Source data:
..............................

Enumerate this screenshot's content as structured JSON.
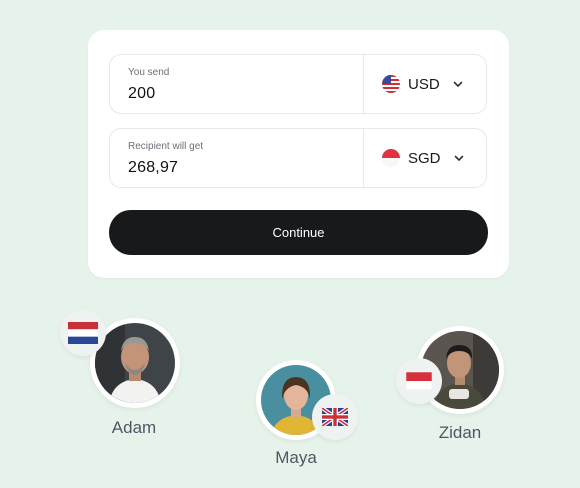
{
  "converter": {
    "send": {
      "label": "You send",
      "amount": "200",
      "currency": "USD",
      "flag_icon": "us-flag-icon"
    },
    "receive": {
      "label": "Recipient will get",
      "amount": "268,97",
      "currency": "SGD",
      "flag_icon": "sg-flag-icon"
    },
    "continue_label": "Continue"
  },
  "people": [
    {
      "name": "Adam",
      "flag_icon": "netherlands-flag-icon"
    },
    {
      "name": "Maya",
      "flag_icon": "uk-flag-icon"
    },
    {
      "name": "Zidan",
      "flag_icon": "indonesia-flag-icon"
    }
  ],
  "colors": {
    "background": "#e6f3ea",
    "card": "#ffffff",
    "button": "#18191b",
    "name_text": "#4d5866"
  }
}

..............................

Work instructions: How many lines of the listing above include the word "flag"? State the number and nothing else.

Exercise result: 5